━━━━━ Working data ━━━━━
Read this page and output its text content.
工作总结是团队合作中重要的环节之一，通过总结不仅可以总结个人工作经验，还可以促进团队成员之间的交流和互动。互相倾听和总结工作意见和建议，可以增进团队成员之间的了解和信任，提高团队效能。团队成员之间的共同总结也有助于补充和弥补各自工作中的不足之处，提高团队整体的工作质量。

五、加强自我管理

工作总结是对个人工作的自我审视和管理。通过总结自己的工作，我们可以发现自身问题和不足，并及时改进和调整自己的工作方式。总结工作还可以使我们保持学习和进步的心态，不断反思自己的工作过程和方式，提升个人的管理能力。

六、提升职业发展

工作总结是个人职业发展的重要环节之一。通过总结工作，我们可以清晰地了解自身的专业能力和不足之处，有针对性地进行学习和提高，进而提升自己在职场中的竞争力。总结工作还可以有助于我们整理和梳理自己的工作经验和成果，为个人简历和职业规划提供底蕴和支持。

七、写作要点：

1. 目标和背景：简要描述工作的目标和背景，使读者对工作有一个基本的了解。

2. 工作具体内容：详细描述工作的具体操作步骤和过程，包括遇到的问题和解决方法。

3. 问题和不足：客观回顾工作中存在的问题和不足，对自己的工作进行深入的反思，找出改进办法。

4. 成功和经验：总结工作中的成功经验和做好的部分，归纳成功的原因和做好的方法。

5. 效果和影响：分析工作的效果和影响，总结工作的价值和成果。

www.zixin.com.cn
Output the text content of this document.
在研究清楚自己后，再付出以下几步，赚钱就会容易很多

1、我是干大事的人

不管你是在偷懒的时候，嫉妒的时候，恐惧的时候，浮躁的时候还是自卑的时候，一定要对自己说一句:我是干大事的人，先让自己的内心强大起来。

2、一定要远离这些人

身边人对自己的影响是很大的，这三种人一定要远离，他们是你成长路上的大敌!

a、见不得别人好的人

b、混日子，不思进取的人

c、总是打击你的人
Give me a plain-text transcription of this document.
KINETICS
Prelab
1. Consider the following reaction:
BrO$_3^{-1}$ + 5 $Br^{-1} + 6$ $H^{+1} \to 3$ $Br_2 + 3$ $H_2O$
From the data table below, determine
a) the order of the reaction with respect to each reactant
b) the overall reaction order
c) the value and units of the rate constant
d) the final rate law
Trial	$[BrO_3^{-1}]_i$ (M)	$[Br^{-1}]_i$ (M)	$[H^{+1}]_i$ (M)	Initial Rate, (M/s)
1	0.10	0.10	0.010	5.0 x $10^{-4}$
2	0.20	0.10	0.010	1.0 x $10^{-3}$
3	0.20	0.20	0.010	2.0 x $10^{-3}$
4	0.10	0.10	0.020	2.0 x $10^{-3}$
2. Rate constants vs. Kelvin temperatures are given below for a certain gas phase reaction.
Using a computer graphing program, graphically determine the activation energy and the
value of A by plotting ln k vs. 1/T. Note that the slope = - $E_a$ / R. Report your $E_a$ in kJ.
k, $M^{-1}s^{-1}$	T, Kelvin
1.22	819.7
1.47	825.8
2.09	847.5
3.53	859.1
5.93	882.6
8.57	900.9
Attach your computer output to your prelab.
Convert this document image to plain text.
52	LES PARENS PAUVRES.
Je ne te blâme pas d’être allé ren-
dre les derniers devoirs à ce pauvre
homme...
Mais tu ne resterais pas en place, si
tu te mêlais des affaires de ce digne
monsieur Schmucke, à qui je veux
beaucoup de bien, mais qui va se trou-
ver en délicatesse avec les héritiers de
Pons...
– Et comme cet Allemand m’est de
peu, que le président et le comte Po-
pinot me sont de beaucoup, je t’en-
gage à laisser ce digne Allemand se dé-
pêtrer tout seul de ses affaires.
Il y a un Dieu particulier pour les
━━━━━
§ Requirements
Using the listing above, return all lines where the word "plain" occurs.

§ Problem solution
Give me a plain-text transcription of this document.
Convert this document image to plain text.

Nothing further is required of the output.